__Task instructions__
Do not carry the pictures over; copy every other part of the entries exactly.

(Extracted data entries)
——

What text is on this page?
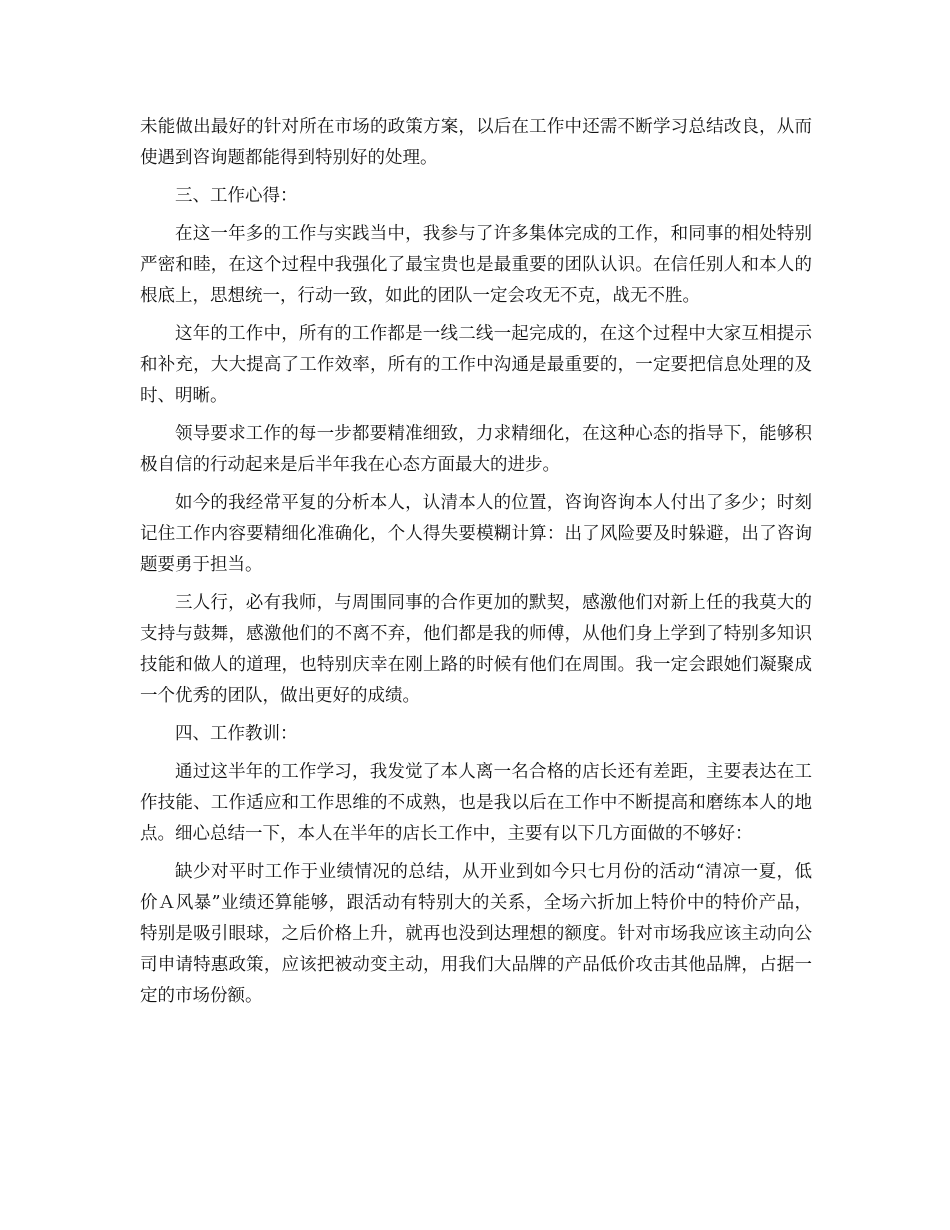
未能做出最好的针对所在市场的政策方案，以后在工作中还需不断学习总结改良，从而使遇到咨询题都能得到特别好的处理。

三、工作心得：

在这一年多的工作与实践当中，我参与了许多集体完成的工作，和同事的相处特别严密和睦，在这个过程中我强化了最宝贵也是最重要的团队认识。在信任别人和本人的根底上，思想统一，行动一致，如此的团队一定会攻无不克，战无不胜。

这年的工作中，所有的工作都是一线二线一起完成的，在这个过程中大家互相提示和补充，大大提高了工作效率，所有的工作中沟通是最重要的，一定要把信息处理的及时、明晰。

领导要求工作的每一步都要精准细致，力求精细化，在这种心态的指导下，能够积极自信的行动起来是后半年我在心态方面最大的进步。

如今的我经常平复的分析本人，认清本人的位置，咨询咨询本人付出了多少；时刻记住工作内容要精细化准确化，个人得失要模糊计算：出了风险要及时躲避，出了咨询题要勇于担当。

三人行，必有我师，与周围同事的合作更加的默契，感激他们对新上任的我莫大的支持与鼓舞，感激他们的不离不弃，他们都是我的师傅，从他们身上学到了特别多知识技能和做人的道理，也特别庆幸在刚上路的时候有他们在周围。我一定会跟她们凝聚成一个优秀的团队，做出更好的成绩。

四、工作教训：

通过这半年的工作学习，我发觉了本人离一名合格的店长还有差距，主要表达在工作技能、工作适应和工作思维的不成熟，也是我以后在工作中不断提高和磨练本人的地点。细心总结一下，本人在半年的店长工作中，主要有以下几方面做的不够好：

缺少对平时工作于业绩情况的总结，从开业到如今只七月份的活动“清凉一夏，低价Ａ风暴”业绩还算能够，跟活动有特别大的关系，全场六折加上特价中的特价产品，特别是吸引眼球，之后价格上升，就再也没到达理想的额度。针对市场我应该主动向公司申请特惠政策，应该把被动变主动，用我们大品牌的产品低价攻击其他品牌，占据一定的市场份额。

——

__Final result__
What text is on this page?
未能做出最好的针对所在市场的政策方案，以后在工作中还需不断学习总结改良，从而使遇到咨询题都能得到特别好的处理。

三、工作心得：

在这一年多的工作与实践当中，我参与了许多集体完成的工作，和同事的相处特别严密和睦，在这个过程中我强化了最宝贵也是最重要的团队认识。在信任别人和本人的根底上，思想统一，行动一致，如此的团队一定会攻无不克，战无不胜。

这年的工作中，所有的工作都是一线二线一起完成的，在这个过程中大家互相提示和补充，大大提高了工作效率，所有的工作中沟通是最重要的，一定要把信息处理的及时、明晰。

领导要求工作的每一步都要精准细致，力求精细化，在这种心态的指导下，能够积极自信的行动起来是后半年我在心态方面最大的进步。

如今的我经常平复的分析本人，认清本人的位置，咨询咨询本人付出了多少；时刻记住工作内容要精细化准确化，个人得失要模糊计算：出了风险要及时躲避，出了咨询题要勇于担当。

三人行，必有我师，与周围同事的合作更加的默契，感激他们对新上任的我莫大的支持与鼓舞，感激他们的不离不弃，他们都是我的师傅，从他们身上学到了特别多知识技能和做人的道理，也特别庆幸在刚上路的时候有他们在周围。我一定会跟她们凝聚成一个优秀的团队，做出更好的成绩。

四、工作教训：

通过这半年的工作学习，我发觉了本人离一名合格的店长还有差距，主要表达在工作技能、工作适应和工作思维的不成熟，也是我以后在工作中不断提高和磨练本人的地点。细心总结一下，本人在半年的店长工作中，主要有以下几方面做的不够好：

缺少对平时工作于业绩情况的总结，从开业到如今只七月份的活动“清凉一夏，低价Ａ风暴”业绩还算能够，跟活动有特别大的关系，全场六折加上特价中的特价产品，特别是吸引眼球，之后价格上升，就再也没到达理想的额度。针对市场我应该主动向公司申请特惠政策，应该把被动变主动，用我们大品牌的产品低价攻击其他品牌，占据一定的市场份额。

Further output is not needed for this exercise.